Short exercise: Give the count of lines in the data that include the string "screenshot", with no added remarks.

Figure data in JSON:
⟨

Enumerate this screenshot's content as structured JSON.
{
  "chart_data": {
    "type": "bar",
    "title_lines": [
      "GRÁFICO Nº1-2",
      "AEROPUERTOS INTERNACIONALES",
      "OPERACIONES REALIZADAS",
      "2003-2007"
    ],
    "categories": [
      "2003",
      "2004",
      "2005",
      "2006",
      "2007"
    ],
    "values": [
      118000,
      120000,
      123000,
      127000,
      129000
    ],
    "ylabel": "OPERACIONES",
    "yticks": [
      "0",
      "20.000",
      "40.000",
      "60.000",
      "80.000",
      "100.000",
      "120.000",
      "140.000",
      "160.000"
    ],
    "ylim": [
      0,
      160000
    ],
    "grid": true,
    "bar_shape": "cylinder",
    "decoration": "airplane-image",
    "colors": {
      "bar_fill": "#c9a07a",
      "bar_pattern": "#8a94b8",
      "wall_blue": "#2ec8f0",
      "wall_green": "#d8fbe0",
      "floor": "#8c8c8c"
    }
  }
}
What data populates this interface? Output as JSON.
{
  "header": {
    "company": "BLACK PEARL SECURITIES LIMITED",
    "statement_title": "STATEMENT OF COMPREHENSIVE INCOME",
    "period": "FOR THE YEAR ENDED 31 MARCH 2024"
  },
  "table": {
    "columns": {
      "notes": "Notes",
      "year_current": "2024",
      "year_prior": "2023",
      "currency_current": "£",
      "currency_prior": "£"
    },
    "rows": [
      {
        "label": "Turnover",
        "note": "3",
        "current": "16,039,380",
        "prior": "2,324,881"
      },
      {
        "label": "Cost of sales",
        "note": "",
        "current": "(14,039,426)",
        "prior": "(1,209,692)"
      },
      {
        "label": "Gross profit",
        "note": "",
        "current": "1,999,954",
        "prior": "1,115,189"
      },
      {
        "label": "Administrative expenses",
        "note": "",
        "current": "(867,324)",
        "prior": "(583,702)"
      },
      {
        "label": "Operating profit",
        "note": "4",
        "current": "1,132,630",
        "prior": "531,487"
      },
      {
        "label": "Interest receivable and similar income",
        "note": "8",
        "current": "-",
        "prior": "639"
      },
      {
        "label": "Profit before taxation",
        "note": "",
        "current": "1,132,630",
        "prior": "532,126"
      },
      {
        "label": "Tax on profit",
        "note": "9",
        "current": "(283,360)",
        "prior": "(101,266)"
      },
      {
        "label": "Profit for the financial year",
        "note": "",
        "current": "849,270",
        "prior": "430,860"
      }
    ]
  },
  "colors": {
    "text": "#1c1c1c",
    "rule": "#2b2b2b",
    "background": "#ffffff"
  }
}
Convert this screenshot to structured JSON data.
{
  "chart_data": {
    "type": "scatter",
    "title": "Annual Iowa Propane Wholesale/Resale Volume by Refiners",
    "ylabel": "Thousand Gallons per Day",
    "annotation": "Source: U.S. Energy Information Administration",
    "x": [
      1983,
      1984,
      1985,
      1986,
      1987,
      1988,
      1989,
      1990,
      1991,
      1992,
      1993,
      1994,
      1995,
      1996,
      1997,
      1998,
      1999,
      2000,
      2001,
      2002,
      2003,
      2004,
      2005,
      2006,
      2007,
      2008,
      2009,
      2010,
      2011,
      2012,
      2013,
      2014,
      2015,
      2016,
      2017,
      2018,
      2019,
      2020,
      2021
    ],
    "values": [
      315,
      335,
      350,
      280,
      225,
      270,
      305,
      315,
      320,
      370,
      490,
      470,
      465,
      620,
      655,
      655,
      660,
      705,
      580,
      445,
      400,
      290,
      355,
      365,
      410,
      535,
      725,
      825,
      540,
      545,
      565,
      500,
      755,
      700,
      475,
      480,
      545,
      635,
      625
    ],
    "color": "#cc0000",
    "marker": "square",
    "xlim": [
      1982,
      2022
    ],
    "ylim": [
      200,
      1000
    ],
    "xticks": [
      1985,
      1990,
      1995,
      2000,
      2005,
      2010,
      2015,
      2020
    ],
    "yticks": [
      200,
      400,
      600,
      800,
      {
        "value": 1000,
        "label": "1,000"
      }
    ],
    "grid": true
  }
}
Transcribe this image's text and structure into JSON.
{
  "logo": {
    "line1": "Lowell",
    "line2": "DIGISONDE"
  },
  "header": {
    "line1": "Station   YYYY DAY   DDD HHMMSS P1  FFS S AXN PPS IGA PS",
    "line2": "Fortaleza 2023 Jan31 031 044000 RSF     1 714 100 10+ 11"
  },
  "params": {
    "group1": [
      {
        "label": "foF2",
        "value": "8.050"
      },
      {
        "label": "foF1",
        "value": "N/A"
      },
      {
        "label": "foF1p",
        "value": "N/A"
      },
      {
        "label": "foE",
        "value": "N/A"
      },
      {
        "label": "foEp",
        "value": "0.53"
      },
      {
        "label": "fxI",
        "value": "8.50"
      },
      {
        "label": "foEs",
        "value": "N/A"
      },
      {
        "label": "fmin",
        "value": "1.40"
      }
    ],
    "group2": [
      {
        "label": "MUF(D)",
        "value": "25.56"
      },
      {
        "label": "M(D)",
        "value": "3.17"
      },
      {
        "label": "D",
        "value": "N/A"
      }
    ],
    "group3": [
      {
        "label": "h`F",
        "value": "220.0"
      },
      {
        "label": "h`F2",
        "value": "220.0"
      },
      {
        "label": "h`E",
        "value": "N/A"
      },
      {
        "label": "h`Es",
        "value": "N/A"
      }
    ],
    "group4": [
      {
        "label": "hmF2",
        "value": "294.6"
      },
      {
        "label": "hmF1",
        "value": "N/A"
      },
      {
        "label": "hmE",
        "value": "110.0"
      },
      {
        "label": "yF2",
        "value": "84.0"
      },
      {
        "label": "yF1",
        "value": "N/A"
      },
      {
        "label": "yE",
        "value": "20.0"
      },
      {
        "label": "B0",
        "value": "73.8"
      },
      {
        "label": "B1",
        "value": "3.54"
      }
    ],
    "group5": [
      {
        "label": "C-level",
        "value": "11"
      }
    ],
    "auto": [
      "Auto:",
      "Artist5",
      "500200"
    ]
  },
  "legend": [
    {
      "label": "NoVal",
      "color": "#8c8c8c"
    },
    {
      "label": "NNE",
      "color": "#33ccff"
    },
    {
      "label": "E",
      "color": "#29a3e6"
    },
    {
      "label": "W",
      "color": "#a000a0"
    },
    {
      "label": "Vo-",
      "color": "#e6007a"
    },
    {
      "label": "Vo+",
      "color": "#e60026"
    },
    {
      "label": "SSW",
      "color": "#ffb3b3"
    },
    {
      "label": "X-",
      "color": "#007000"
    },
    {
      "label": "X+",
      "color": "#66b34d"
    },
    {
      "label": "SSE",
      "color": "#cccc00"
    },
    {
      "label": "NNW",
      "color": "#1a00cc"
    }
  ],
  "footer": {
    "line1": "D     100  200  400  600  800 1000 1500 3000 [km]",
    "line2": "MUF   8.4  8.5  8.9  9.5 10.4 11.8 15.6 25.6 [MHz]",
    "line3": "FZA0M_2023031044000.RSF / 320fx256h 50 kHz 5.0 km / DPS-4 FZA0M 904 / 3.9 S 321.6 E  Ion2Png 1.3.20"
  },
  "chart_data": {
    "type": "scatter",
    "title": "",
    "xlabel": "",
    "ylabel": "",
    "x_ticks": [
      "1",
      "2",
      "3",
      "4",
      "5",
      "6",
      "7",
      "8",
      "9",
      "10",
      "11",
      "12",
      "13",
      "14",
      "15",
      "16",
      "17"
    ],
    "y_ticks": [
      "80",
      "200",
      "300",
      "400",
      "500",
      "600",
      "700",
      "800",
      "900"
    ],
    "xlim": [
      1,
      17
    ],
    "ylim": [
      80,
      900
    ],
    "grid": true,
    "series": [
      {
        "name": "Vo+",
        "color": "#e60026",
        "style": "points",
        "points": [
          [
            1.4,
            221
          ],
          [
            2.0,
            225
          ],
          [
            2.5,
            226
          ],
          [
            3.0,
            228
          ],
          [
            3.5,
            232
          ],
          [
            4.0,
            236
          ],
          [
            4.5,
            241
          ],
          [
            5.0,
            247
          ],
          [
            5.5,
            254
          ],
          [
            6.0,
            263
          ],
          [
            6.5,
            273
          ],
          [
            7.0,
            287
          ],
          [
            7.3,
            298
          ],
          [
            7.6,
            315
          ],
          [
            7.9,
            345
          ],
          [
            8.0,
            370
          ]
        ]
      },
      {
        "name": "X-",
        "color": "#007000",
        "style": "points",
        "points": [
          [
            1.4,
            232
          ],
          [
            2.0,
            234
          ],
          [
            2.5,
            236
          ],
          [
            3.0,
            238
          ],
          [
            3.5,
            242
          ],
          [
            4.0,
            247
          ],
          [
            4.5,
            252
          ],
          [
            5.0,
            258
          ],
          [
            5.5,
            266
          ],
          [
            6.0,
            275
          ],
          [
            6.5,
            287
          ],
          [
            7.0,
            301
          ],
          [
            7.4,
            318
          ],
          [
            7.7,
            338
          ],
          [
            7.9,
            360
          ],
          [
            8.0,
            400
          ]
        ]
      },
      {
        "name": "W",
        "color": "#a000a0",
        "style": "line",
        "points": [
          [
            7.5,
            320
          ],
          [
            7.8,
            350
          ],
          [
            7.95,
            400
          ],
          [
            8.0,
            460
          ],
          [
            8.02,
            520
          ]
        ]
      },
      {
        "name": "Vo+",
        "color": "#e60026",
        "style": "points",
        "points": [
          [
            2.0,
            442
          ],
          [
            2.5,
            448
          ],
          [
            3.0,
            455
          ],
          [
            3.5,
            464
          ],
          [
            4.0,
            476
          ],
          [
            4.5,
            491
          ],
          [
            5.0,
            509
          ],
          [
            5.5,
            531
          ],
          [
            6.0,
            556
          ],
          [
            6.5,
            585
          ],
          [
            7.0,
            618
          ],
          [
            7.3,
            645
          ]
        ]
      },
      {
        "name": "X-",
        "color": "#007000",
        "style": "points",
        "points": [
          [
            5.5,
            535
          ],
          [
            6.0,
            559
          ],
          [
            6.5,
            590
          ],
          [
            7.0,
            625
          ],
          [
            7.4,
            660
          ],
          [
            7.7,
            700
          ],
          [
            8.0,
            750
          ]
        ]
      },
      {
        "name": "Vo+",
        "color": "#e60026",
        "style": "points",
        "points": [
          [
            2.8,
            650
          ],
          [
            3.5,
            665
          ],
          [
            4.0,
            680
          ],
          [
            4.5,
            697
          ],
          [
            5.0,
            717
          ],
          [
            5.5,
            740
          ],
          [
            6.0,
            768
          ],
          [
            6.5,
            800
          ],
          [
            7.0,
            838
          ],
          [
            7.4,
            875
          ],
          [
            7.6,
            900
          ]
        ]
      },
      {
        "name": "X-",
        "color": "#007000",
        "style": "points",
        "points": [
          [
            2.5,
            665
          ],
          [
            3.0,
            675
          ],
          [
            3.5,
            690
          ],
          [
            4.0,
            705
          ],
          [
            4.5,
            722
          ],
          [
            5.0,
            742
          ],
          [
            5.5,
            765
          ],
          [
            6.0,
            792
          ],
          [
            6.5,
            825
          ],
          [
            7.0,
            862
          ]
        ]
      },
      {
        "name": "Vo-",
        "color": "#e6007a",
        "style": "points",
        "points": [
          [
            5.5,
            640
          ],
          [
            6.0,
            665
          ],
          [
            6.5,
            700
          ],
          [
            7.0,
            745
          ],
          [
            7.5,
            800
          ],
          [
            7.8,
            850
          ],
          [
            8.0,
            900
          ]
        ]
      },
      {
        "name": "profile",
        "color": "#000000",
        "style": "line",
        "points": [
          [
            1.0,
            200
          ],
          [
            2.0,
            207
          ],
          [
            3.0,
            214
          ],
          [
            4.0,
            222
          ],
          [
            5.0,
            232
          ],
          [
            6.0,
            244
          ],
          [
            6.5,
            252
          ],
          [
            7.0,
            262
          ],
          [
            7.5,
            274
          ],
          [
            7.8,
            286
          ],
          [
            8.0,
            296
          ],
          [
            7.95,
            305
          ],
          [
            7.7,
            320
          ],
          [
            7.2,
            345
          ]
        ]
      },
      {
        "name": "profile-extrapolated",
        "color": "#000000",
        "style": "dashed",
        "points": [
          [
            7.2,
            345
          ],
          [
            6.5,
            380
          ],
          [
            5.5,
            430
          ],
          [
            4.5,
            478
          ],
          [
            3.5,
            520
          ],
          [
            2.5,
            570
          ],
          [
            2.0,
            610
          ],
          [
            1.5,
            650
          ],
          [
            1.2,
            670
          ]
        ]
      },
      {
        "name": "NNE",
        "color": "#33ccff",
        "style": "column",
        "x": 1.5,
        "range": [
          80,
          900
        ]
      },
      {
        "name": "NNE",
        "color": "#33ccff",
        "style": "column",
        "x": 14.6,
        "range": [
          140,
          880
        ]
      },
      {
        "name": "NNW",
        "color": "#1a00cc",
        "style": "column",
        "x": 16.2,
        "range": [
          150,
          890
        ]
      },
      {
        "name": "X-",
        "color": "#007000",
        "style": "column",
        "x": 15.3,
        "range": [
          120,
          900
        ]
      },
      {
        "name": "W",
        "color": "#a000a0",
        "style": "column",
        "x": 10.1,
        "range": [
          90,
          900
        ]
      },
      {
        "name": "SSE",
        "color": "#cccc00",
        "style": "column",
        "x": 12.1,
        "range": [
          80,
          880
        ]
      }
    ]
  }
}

⟩

Final result: 2